### Text segment
start

No, I can't hear you guys.

 

Come on.

 

I bribed you with T-shirts.

 

I phoned in all my best jokes.

 

What more do you want?

 

Oh, yeah.

 

More T-shirts!

 

- Yeah!
- Let's try that again.

 

Look what I got.

 

Are you ready to laugh?

 

- AUDIENCE: Yeah!
- All right, guys.

 

Let's start the show.

 

¢Ü

 

Yeah!

 

Oh, there he is, there he is.

 

[audience cheering]

 

Well, that was the worst
date of my entire life.

 

[audience laughs]

 

Oh, come on now, Bobby.

 

I'm sure it wasn't that bad.

 

BOBBY: She left before we got dessert.

 

PUPPET: But dessert's the
best part of the meal, Bobby.

 

[audience cheers]

 

Well, on the upside, you have
been trying to lose weight.

 

[laughs]

 

I didn't say I left before dessert.

 

This is what that arrogant
fraud is so proud of?

 

[whispering]: Wait,
what's this show about?

 

[whispering]: Oh. Those are his

 

imaginary friends.

 

They help him deal
with his insecurities.

 

- Oh.
- We've all been there, right?

 

- BOBBY: I'll just impress her at the party.
- Right.

 

LUCIFER: Excuse me.

 

Excuse me.

 

Time out.

 

Excuse me.

 

[laughing]: Sorry.

 

You stole a dead man's work

 

and turned it into this?

 

Get lost, Fraggle Rock.

 

BOBBY: What do you
think you're doing, man?

 

Stealing your show,

 

which only seems fair
as you stole it first.

 

Hey, mind your own business, Dr. Who.

 

Pip pip out of here.

 

- Dr. Who?
- [audience laughs]

 

Don't laugh.

 

- [audience gasps]
- [screams]

 

Oh, geez.

end

### Information shown
start

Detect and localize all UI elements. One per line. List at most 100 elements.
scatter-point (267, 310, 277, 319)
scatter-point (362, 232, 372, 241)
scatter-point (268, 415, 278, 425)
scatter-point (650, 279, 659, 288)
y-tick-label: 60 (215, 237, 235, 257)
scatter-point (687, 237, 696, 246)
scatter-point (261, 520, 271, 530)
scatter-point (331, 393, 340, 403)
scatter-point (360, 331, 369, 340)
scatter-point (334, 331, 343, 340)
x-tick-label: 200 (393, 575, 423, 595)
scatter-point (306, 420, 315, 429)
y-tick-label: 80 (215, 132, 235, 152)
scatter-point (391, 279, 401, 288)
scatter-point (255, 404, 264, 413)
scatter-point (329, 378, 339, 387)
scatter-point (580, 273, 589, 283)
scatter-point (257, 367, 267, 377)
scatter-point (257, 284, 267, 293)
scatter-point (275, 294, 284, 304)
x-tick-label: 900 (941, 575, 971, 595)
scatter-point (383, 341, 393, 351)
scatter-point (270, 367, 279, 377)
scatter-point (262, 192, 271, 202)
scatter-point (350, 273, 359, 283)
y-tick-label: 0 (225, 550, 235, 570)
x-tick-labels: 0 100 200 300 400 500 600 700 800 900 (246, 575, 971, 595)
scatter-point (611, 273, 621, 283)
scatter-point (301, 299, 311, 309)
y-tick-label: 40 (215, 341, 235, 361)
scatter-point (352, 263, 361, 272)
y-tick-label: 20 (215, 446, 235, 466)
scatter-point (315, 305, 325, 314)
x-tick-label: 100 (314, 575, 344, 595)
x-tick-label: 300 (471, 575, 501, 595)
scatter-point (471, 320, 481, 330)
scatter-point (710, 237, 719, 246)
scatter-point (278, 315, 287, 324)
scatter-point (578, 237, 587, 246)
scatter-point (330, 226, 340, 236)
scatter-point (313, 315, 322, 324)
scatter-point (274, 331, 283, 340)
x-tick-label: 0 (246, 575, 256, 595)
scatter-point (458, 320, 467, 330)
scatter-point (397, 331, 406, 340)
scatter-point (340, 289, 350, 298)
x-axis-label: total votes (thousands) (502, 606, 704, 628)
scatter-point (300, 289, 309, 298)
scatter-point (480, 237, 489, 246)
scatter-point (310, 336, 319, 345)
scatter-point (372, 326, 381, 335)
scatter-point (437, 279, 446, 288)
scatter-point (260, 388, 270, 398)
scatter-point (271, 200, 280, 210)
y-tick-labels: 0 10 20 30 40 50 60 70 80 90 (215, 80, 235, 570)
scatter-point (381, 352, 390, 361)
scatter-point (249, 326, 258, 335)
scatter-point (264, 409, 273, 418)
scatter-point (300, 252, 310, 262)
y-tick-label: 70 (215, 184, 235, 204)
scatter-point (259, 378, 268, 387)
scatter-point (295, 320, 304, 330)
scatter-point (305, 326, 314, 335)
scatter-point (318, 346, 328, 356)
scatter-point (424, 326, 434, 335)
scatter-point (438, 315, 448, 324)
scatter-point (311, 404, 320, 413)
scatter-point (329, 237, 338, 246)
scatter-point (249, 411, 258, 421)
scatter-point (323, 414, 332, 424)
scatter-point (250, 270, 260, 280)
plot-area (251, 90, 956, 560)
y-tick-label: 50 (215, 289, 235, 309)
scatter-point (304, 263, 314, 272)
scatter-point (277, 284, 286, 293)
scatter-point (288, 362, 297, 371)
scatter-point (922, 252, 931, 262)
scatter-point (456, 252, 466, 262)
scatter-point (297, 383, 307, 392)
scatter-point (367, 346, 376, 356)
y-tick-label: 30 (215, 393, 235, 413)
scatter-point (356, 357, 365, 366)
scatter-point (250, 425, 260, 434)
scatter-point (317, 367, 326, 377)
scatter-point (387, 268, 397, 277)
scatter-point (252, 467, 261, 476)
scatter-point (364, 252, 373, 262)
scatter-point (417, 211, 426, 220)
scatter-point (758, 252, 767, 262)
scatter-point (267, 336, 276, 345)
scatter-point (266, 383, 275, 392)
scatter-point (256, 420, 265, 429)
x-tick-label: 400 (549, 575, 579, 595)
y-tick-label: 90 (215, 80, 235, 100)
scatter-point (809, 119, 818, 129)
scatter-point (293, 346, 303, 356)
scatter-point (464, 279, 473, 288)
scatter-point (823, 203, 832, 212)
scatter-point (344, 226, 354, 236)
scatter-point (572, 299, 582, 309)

end

### Problems and tasks
A. Do these statements agree with the comedy show transcript? Answer yes or no for each, and quote the words from the transcript that decide it. (i) Bobby says his date left before they got dessert. (ii) The performer says he bribed the audience with tickets. (iii) Bobby's imaginary friends are said to help him deal with his insecurities.
B. How many lines of the records contain the string "labels"? Case counts. Give only the number.

### Completed exercise
A.
(i) Yes: "She left before we got dessert."
(ii) No: "I bribed you with T-shirts."
(iii) Yes: "They help him deal with his insecurities."

B. 2